Exercise details:
Copy all the data exactly, except the pictures.

Collected data:
= = =

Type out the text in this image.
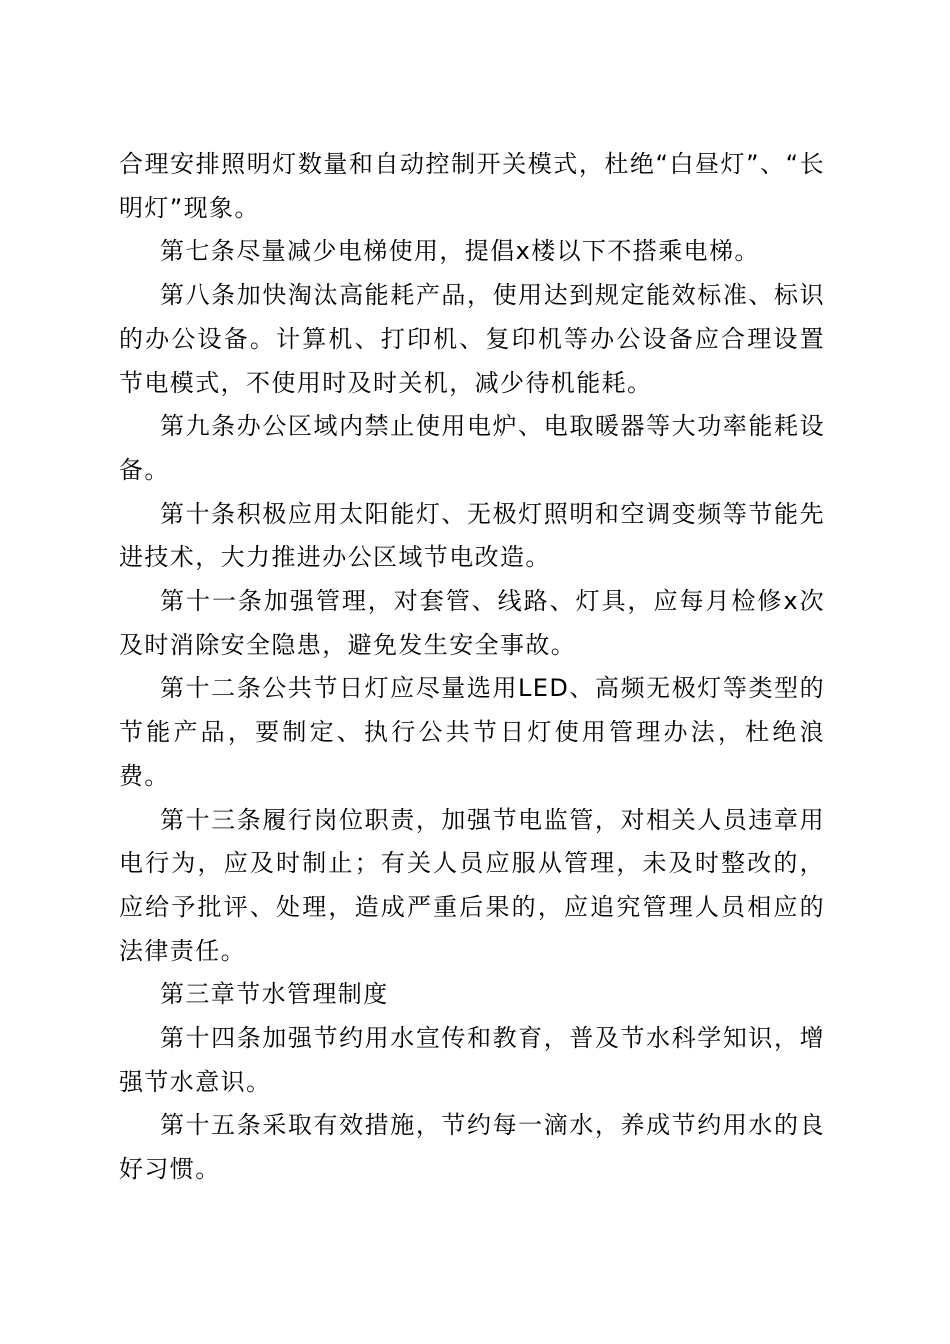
合理安排照明灯数量和自动控制开关模式，杜绝“白昼灯”、“长明灯”现象。

第七条尽量减少电梯使用，提倡x楼以下不搭乘电梯。

第八条加快淘汰高能耗产品，使用达到规定能效标准、标识的办公设备。计算机、打印机、复印机等办公设备应合理设置节电模式，不使用时及时关机，减少待机能耗。

第九条办公区域内禁止使用电炉、电取暖器等大功率能耗设备。

第十条积极应用太阳能灯、无极灯照明和空调变频等节能先进技术，大力推进办公区域节电改造。

第十一条加强管理，对套管、线路、灯具，应每月检修x次及时消除安全隐患，避免发生安全事故。

第十二条公共节日灯应尽量选用LED、高频无极灯等类型的节能产品，要制定、执行公共节日灯使用管理办法，杜绝浪费。

第十三条履行岗位职责，加强节电监管，对相关人员违章用电行为，应及时制止；有关人员应服从管理，未及时整改的，应给予批评、处理，造成严重后果的，应追究管理人员相应的法律责任。

第三章节水管理制度

第十四条加强节约用水宣传和教育，普及节水科学知识，增强节水意识。

第十五条采取有效措施，节约每一滴水，养成节约用水的良好习惯。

= = =

Result:
Type out the text in this image.
合理安排照明灯数量和自动控制开关模式，杜绝“白昼灯”、“长明灯”现象。

第七条尽量减少电梯使用，提倡x楼以下不搭乘电梯。

第八条加快淘汰高能耗产品，使用达到规定能效标准、标识的办公设备。计算机、打印机、复印机等办公设备应合理设置节电模式，不使用时及时关机，减少待机能耗。

第九条办公区域内禁止使用电炉、电取暖器等大功率能耗设备。

第十条积极应用太阳能灯、无极灯照明和空调变频等节能先进技术，大力推进办公区域节电改造。

第十一条加强管理，对套管、线路、灯具，应每月检修x次及时消除安全隐患，避免发生安全事故。

第十二条公共节日灯应尽量选用LED、高频无极灯等类型的节能产品，要制定、执行公共节日灯使用管理办法，杜绝浪费。

第十三条履行岗位职责，加强节电监管，对相关人员违章用电行为，应及时制止；有关人员应服从管理，未及时整改的，应给予批评、处理，造成严重后果的，应追究管理人员相应的法律责任。

第三章节水管理制度

第十四条加强节约用水宣传和教育，普及节水科学知识，增强节水意识。

第十五条采取有效措施，节约每一滴水，养成节约用水的良好习惯。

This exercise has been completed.